Chart and figure data:
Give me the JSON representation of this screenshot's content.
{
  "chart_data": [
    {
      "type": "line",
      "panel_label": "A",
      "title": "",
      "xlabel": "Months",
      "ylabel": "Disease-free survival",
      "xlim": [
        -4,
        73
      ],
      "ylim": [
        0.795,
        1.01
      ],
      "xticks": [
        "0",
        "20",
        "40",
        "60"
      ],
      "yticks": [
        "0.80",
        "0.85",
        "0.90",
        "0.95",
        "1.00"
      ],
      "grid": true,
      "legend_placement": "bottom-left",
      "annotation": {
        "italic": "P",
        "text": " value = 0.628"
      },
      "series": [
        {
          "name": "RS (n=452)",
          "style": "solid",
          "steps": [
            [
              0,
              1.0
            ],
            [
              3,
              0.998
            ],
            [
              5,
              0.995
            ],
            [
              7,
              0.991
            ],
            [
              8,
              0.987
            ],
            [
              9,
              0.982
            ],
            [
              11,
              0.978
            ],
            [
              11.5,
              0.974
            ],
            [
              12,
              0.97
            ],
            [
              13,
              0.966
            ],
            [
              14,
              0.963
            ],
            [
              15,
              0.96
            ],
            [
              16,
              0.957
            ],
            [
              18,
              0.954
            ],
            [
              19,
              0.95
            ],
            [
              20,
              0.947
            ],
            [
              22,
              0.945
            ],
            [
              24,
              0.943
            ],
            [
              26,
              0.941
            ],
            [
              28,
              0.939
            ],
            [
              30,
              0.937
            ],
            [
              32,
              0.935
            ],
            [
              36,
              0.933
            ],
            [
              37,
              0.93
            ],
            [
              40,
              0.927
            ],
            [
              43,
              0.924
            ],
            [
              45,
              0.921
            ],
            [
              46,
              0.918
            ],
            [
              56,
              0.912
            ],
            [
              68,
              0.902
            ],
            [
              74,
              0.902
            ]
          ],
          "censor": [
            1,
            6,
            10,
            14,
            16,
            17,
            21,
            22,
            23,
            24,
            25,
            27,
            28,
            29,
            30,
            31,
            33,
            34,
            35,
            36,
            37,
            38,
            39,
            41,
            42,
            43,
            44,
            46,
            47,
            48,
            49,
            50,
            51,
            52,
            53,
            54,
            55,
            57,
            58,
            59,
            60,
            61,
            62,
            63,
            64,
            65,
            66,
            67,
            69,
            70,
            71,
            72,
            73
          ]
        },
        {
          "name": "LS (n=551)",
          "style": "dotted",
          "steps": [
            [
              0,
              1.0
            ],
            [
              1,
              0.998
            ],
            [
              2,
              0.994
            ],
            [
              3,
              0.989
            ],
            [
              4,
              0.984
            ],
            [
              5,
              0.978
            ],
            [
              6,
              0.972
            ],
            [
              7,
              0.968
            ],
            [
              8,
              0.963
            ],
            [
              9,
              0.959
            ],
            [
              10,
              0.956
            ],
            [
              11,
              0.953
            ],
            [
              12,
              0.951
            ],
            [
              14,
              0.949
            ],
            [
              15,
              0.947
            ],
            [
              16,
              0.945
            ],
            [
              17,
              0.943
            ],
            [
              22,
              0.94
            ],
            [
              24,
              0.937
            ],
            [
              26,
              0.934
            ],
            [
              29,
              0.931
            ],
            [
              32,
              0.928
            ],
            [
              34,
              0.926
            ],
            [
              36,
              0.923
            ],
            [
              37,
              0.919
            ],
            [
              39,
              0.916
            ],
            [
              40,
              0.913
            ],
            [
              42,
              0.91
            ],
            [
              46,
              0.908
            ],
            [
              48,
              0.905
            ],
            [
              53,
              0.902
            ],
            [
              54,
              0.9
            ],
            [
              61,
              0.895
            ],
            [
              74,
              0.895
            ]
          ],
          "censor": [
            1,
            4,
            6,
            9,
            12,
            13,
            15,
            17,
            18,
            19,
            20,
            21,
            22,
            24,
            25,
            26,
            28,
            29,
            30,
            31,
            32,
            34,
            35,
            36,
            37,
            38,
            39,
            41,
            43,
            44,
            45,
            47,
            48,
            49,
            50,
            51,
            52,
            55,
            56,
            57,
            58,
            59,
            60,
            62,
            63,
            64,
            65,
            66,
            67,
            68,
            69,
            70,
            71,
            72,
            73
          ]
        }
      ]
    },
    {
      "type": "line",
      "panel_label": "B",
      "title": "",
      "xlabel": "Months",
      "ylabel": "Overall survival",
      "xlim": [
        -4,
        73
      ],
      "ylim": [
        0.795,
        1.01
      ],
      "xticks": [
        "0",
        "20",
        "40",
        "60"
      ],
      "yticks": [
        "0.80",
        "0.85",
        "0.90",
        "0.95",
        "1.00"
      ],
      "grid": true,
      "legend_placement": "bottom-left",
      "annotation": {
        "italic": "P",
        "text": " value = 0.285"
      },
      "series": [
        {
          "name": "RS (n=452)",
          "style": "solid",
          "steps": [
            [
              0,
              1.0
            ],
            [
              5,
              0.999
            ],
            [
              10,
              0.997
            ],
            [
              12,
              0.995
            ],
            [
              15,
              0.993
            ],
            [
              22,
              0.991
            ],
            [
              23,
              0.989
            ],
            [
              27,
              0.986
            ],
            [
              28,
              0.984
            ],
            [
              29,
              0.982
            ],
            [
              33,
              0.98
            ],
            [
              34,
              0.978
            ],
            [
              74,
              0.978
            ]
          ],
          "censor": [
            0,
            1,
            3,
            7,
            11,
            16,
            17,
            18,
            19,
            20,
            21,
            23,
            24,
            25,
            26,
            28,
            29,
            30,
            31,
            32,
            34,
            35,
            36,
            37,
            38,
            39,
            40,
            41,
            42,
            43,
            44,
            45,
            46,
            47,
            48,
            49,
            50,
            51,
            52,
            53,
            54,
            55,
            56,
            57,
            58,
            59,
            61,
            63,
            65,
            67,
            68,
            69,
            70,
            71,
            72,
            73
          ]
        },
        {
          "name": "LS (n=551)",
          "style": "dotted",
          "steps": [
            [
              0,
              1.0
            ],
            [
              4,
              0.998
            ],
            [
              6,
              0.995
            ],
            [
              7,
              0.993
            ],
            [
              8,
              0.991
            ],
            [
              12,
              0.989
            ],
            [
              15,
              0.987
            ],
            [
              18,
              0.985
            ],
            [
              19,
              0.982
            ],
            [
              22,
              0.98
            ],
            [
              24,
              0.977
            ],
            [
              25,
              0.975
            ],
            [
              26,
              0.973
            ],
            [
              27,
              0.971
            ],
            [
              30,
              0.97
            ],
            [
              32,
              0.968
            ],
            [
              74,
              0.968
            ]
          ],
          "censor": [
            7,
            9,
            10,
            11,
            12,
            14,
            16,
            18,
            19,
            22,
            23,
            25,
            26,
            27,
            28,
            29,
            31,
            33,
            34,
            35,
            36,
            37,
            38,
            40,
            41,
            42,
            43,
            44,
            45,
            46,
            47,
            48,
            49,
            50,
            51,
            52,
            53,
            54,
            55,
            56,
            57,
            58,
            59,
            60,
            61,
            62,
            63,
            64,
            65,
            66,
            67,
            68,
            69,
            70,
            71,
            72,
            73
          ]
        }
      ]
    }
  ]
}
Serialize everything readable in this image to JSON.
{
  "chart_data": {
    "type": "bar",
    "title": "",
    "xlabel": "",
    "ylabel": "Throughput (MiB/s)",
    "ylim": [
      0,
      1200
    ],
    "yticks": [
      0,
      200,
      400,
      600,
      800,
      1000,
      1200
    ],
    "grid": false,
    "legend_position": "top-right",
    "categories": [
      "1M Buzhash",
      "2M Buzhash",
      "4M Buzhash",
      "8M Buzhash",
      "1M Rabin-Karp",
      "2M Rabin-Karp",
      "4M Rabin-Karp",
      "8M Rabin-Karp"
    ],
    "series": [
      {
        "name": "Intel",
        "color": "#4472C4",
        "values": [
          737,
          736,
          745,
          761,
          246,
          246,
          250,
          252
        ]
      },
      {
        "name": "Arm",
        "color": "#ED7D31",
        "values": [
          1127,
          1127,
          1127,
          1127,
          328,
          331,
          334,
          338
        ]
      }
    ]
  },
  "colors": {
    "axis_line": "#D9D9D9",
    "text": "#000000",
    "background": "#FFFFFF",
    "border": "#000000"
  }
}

[Given task]:
How many lines of these entries contain the string "JSON"? Reply with the number alone.

[Written answer]:
2